**Data tied to figure images:**
************
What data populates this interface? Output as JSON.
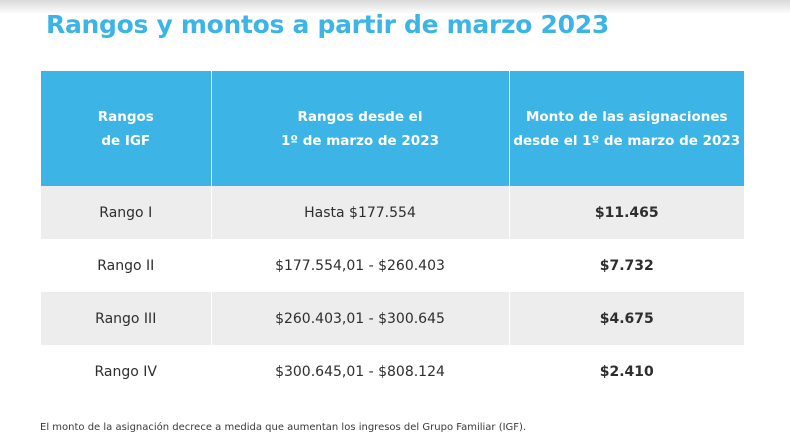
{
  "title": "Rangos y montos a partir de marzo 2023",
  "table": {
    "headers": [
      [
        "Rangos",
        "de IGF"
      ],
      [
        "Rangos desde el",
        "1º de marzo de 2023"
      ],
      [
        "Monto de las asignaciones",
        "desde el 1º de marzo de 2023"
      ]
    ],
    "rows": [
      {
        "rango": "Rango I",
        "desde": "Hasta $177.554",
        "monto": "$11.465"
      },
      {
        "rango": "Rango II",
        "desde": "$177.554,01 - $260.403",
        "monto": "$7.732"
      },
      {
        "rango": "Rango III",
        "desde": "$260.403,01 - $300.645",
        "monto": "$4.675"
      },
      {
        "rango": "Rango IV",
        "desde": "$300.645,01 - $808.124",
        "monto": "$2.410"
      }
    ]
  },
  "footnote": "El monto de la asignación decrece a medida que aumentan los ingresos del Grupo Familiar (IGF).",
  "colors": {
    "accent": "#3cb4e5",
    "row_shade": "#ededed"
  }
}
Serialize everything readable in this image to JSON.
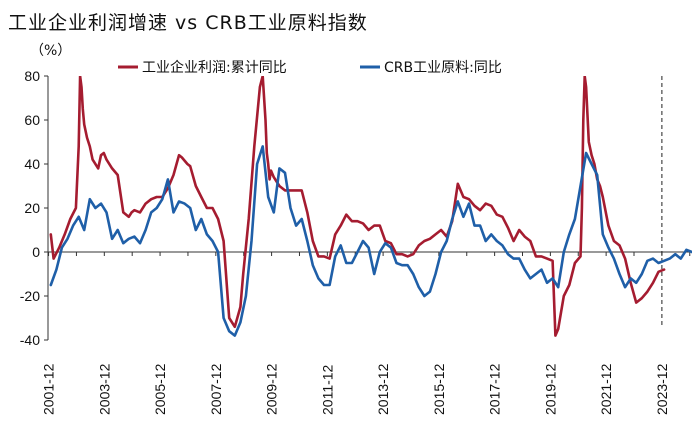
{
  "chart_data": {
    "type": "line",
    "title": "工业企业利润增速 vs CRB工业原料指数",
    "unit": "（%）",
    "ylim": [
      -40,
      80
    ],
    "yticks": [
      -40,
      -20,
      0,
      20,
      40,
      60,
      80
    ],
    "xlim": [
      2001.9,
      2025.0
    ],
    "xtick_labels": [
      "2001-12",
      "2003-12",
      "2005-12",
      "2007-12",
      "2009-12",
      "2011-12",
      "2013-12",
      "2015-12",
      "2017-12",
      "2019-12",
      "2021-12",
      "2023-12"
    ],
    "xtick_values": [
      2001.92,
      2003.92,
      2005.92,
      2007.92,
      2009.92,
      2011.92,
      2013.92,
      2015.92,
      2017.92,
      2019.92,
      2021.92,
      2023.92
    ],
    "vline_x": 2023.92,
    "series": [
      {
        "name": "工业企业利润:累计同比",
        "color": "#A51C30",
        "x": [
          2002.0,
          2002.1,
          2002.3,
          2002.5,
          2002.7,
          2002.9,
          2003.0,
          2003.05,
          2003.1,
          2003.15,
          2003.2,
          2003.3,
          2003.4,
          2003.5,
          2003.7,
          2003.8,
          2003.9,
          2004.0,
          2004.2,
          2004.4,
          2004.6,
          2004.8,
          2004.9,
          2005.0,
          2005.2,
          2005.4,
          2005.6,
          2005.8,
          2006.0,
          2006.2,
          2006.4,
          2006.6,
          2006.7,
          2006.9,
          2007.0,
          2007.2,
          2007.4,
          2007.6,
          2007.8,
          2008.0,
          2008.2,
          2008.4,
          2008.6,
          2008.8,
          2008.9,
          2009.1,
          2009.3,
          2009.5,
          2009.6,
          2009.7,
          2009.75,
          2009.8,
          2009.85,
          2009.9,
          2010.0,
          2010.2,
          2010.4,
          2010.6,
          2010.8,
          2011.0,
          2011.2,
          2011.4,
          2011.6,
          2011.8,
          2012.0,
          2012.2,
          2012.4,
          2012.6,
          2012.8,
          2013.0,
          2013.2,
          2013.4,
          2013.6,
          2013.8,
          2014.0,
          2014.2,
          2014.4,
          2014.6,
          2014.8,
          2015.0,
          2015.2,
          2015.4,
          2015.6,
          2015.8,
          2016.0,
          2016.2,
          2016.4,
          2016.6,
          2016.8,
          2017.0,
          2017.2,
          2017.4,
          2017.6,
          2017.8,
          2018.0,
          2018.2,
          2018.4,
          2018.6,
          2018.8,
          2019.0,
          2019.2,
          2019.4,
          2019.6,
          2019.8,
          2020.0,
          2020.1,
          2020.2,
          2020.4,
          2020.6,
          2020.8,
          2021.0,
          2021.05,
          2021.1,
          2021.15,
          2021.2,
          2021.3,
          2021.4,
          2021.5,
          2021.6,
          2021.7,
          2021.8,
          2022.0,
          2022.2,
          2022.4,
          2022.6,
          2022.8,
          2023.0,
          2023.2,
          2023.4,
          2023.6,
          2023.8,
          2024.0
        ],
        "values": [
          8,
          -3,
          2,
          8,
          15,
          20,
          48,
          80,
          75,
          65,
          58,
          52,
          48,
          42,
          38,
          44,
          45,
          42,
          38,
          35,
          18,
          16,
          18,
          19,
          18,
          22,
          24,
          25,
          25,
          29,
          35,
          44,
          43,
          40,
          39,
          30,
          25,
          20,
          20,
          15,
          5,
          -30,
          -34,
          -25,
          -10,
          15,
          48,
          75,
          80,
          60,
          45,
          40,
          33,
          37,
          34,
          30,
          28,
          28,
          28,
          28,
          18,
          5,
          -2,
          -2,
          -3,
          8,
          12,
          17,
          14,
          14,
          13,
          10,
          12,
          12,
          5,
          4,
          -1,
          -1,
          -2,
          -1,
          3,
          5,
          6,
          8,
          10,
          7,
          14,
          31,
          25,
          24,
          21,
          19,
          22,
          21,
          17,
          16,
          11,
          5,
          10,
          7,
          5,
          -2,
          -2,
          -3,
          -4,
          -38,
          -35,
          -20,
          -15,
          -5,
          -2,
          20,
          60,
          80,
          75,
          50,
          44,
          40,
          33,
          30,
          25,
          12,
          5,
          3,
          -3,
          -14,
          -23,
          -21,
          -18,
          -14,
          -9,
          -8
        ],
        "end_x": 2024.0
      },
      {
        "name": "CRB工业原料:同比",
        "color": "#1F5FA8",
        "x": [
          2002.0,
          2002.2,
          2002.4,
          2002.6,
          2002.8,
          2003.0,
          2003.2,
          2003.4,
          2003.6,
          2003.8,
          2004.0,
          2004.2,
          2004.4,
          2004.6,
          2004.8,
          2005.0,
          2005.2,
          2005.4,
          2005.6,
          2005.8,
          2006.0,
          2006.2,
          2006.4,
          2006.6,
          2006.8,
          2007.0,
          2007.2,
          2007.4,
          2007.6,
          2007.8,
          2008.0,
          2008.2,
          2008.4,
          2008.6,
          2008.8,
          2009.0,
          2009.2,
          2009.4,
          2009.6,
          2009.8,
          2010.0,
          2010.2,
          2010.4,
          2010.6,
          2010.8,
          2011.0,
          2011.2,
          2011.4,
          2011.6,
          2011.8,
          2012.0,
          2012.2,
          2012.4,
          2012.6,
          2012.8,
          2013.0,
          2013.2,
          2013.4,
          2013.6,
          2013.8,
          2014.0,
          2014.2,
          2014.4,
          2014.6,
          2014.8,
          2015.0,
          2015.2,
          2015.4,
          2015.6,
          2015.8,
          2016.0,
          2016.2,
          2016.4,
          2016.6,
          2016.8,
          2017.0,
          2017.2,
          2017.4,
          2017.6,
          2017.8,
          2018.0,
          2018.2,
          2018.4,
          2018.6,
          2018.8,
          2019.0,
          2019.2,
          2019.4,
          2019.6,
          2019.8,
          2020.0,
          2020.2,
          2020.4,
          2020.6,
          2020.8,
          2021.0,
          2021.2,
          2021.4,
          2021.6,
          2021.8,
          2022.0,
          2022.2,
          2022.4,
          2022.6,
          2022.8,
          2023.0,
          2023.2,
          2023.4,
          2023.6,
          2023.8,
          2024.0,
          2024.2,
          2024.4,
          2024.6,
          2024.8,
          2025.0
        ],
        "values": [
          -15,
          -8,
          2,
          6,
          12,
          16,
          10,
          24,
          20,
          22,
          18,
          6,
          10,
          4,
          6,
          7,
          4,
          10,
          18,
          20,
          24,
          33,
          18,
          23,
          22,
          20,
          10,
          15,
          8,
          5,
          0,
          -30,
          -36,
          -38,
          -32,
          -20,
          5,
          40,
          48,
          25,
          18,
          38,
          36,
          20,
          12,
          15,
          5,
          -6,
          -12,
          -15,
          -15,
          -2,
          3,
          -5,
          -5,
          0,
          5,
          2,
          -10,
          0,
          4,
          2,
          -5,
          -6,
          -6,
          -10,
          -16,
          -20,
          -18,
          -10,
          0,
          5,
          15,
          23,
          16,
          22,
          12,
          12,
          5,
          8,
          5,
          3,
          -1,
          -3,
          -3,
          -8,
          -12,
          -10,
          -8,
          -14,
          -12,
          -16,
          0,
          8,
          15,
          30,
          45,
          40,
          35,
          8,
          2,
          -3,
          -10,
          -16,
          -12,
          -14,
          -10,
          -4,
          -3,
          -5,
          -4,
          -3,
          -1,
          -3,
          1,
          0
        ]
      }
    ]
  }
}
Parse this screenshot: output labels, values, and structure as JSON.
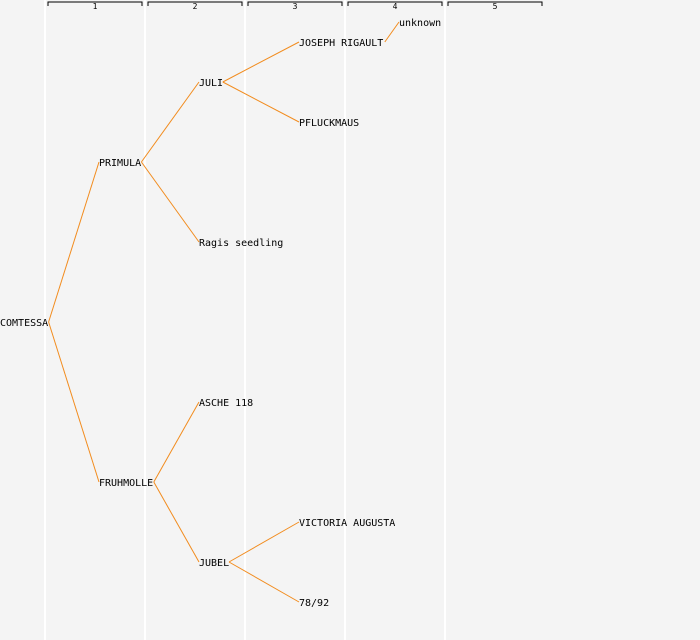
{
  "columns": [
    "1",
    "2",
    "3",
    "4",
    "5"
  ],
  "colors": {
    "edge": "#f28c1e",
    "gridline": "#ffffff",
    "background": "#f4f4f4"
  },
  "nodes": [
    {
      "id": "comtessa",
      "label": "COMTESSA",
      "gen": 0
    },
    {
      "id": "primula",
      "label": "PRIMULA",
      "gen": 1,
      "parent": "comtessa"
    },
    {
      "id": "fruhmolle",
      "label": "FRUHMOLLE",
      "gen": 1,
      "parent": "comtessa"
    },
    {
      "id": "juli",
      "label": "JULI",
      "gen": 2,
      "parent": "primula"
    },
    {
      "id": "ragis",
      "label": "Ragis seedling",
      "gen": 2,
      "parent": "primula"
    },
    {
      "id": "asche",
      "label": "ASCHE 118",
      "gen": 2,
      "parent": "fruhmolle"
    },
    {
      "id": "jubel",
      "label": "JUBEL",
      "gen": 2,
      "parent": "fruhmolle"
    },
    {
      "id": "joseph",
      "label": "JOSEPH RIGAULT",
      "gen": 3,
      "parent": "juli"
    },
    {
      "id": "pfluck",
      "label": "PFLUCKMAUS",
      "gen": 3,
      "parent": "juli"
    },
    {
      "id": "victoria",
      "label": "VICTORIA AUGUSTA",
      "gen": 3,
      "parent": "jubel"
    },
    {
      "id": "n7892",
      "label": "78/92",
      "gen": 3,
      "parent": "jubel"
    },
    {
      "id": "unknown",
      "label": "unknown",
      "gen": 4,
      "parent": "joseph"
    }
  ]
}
************
**Stated task:** Beginning with the line that contains "Parse this screenshot: output", repeat every remaining line of the data exactly, the last line included, and omit pictures.

**Answer to this exercise:**
Parse this screenshot: output labels, values, and structure as JSON.
{
  "columns": [
    "1",
    "2",
    "3",
    "4",
    "5"
  ],
  "colors": {
    "edge": "#f28c1e",
    "gridline": "#ffffff",
    "background": "#f4f4f4"
  },
  "nodes": [
    {
      "id": "comtessa",
      "label": "COMTESSA",
      "gen": 0
    },
    {
      "id": "primula",
      "label": "PRIMULA",
      "gen": 1,
      "parent": "comtessa"
    },
    {
      "id": "fruhmolle",
      "label": "FRUHMOLLE",
      "gen": 1,
      "parent": "comtessa"
    },
    {
      "id": "juli",
      "label": "JULI",
      "gen": 2,
      "parent": "primula"
    },
    {
      "id": "ragis",
      "label": "Ragis seedling",
      "gen": 2,
      "parent": "primula"
    },
    {
      "id": "asche",
      "label": "ASCHE 118",
      "gen": 2,
      "parent": "fruhmolle"
    },
    {
      "id": "jubel",
      "label": "JUBEL",
      "gen": 2,
      "parent": "fruhmolle"
    },
    {
      "id": "joseph",
      "label": "JOSEPH RIGAULT",
      "gen": 3,
      "parent": "juli"
    },
    {
      "id": "pfluck",
      "label": "PFLUCKMAUS",
      "gen": 3,
      "parent": "juli"
    },
    {
      "id": "victoria",
      "label": "VICTORIA AUGUSTA",
      "gen": 3,
      "parent": "jubel"
    },
    {
      "id": "n7892",
      "label": "78/92",
      "gen": 3,
      "parent": "jubel"
    },
    {
      "id": "unknown",
      "label": "unknown",
      "gen": 4,
      "parent": "joseph"
    }
  ]
}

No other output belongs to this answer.